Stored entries
——————————

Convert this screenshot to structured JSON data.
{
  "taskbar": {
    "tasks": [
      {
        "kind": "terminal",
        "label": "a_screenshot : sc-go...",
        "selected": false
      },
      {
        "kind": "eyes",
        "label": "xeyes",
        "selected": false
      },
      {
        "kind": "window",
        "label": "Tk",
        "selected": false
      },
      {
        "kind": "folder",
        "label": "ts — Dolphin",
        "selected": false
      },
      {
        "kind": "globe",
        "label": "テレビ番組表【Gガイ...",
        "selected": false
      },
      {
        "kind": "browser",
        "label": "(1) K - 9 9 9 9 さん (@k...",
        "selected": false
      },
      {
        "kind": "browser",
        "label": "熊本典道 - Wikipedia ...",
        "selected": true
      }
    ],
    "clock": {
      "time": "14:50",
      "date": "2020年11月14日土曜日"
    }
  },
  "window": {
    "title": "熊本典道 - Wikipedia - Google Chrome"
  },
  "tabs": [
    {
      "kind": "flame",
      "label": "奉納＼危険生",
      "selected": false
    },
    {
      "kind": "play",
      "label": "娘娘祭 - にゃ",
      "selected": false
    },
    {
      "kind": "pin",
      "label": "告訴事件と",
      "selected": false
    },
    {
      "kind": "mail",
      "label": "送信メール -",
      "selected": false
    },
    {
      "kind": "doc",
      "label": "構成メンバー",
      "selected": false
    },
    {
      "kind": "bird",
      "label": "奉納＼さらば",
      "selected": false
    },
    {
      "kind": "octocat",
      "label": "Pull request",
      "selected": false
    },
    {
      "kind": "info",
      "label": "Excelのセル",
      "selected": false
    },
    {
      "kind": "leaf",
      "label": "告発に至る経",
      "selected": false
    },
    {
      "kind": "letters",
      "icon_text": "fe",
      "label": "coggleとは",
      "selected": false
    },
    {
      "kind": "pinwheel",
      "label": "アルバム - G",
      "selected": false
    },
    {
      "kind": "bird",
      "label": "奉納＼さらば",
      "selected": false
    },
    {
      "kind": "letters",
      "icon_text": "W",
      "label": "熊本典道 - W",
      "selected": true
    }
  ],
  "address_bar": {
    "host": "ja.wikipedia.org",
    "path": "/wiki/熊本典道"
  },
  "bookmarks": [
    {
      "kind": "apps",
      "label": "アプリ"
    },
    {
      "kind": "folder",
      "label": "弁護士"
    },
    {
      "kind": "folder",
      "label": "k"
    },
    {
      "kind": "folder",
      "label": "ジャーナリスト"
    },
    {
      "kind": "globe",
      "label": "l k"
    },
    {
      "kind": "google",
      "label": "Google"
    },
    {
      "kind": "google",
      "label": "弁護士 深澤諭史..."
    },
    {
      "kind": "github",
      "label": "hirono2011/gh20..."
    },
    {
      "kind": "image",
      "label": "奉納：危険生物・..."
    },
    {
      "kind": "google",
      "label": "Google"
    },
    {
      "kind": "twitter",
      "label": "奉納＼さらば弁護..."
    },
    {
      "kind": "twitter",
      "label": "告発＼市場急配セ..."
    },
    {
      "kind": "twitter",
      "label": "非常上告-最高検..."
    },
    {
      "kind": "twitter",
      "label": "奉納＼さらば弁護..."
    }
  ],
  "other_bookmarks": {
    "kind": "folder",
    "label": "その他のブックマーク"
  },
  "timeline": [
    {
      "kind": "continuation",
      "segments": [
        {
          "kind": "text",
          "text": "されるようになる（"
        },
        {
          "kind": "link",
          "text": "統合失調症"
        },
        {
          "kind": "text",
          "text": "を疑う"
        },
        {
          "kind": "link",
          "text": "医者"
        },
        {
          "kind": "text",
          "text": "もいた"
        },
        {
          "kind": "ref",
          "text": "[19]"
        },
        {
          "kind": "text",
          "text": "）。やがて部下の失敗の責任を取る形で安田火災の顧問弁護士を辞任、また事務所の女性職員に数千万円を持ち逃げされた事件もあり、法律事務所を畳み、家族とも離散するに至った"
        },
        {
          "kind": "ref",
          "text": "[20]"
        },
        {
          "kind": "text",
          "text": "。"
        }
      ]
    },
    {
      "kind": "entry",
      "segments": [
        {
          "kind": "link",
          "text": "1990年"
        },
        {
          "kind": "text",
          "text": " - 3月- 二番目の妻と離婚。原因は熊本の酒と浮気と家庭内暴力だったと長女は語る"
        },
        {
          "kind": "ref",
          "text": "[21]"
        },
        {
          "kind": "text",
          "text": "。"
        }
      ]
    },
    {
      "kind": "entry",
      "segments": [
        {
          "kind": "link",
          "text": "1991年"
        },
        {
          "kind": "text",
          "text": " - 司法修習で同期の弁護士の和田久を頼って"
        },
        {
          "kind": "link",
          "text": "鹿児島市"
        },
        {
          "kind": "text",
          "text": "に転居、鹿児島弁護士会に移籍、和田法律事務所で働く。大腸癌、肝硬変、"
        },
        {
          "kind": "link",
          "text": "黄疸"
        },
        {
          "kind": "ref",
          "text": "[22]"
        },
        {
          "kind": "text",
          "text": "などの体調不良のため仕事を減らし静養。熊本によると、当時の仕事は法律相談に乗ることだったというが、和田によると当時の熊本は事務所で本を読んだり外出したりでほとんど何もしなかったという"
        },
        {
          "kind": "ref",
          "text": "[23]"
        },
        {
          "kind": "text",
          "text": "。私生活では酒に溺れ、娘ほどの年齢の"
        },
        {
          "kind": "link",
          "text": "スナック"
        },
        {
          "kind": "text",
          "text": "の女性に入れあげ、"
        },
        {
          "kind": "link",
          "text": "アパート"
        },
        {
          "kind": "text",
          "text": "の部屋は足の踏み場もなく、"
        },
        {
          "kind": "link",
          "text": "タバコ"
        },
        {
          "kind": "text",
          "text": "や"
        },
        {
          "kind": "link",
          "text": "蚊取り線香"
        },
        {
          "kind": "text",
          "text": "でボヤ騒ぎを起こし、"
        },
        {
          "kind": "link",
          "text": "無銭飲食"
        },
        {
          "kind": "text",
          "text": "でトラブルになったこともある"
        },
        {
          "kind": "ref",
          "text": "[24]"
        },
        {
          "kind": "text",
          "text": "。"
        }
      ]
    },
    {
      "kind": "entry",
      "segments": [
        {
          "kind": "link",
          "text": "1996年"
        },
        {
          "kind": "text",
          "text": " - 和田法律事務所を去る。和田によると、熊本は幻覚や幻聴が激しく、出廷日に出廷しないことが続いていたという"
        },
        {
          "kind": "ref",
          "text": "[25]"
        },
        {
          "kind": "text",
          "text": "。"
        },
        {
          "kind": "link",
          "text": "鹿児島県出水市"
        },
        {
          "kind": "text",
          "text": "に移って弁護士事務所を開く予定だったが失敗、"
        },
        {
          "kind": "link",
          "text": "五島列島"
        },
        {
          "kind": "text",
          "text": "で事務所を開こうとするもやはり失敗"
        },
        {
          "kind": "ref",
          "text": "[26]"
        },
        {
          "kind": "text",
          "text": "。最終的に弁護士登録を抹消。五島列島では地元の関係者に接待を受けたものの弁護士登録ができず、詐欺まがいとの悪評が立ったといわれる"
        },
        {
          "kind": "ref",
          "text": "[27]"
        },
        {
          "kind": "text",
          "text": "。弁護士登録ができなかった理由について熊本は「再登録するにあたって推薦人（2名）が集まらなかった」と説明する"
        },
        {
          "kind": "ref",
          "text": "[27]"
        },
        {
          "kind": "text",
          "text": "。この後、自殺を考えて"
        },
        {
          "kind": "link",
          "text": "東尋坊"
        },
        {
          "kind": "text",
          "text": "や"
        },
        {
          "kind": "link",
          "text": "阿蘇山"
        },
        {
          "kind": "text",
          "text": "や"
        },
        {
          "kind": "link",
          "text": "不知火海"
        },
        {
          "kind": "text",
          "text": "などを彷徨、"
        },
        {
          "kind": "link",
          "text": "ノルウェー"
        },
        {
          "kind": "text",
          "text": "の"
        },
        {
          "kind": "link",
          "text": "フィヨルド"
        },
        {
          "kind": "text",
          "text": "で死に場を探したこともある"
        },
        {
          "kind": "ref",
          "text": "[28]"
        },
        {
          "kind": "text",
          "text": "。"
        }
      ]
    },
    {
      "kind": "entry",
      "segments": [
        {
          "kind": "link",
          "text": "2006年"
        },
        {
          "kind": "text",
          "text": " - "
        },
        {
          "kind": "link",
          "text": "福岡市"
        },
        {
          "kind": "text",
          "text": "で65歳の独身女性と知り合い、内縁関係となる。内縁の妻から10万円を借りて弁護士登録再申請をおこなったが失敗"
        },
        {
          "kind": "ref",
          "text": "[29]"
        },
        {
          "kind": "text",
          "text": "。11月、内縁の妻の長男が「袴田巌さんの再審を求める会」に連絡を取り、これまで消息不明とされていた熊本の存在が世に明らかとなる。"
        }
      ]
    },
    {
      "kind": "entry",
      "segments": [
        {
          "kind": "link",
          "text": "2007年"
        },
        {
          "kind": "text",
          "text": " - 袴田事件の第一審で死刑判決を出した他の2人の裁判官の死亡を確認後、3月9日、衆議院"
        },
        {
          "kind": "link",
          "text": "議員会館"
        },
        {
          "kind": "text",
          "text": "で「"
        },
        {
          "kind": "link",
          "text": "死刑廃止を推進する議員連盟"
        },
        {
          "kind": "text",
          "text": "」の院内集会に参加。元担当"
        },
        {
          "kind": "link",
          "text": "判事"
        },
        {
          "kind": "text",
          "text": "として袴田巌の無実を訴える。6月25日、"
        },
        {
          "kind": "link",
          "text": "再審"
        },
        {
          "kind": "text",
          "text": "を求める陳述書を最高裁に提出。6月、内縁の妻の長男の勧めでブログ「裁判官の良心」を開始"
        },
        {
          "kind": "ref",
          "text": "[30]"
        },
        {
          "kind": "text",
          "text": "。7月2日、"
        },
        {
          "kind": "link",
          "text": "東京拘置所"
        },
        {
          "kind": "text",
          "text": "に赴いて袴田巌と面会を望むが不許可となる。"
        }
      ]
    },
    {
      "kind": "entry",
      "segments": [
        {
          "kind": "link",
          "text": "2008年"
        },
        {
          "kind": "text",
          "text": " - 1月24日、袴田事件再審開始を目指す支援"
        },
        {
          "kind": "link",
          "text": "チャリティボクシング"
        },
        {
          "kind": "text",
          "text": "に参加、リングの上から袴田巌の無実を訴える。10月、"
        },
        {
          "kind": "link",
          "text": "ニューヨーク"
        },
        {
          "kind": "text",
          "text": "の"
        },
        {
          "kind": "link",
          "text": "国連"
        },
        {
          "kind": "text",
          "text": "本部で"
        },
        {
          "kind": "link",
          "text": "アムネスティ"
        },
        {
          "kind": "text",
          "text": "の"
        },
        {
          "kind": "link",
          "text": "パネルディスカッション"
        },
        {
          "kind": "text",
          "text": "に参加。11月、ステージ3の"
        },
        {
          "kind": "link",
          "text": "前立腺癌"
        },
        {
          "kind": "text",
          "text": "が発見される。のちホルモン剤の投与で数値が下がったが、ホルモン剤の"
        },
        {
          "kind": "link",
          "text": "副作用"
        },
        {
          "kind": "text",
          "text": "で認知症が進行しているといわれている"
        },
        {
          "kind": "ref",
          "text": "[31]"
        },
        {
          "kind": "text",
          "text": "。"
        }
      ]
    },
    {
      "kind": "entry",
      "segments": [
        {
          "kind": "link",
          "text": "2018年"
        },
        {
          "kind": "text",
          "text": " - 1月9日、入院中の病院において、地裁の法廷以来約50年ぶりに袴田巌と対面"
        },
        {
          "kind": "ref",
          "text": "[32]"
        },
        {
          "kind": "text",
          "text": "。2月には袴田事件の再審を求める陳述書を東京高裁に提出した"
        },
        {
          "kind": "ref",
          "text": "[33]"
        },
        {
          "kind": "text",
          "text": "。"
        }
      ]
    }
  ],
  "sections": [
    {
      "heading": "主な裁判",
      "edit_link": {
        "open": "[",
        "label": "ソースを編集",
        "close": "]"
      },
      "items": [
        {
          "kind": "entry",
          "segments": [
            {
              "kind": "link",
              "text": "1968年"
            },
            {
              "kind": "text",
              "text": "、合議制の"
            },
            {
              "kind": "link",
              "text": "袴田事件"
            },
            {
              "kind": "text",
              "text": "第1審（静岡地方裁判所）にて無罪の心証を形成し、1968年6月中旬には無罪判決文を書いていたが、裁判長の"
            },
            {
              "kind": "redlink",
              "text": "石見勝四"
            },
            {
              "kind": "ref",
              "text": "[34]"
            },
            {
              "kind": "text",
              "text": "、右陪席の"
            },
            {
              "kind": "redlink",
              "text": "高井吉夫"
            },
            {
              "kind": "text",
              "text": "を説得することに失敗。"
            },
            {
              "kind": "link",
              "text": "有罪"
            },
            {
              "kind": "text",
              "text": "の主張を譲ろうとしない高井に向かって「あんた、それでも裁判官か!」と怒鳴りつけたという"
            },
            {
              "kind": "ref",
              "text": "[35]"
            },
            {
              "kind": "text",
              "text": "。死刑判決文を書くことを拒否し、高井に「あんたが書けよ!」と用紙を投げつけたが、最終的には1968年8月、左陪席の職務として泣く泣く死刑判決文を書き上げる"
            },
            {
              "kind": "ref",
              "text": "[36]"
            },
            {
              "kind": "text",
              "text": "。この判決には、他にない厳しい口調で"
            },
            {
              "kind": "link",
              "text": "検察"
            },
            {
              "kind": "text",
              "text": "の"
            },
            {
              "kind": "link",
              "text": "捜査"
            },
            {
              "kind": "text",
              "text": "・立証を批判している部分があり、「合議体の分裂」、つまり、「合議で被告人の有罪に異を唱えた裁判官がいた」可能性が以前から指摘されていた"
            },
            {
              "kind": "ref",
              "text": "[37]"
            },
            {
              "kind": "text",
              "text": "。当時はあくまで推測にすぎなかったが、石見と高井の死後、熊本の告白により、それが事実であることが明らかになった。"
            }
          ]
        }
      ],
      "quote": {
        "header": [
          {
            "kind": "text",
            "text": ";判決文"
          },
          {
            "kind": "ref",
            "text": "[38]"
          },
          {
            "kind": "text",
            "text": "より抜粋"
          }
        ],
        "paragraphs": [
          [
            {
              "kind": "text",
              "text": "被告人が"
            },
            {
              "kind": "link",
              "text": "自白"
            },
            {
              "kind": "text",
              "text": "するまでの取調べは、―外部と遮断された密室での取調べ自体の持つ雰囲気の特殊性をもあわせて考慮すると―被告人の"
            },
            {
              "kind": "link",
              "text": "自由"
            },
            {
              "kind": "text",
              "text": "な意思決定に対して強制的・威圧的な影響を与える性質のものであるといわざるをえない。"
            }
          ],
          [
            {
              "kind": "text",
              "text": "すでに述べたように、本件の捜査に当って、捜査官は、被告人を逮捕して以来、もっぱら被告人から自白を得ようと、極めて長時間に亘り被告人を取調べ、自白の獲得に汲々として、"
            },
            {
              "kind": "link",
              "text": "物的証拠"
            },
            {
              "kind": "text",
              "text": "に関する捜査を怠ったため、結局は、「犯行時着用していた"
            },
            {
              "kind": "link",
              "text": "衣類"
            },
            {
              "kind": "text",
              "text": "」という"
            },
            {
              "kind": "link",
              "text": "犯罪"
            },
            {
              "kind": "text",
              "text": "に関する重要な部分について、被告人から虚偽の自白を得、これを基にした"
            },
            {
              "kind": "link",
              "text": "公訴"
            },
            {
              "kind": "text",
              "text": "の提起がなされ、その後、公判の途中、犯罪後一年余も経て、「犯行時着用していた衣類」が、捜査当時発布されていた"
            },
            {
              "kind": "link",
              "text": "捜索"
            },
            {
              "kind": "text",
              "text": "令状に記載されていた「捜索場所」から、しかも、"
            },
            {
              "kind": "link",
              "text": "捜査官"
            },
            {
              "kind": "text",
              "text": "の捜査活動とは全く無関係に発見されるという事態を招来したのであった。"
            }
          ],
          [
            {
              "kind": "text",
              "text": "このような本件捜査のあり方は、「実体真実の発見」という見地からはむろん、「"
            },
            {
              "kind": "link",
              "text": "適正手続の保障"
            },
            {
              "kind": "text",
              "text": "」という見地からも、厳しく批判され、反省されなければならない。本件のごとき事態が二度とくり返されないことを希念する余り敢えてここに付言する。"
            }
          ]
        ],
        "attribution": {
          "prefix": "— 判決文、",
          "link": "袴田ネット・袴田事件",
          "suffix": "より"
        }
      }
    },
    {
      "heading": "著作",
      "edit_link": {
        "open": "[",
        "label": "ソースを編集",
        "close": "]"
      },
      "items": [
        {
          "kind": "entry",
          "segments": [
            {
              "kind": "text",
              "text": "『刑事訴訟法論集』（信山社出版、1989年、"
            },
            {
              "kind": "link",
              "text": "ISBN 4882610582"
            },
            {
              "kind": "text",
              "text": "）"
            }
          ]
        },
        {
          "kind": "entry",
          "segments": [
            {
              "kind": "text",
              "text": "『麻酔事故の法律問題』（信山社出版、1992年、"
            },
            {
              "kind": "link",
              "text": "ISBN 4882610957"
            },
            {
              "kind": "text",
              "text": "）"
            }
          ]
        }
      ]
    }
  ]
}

——————————

> SET TASK
Across the records, how many lines contain "ISBN"? Only the number should be given.

> REPLY
2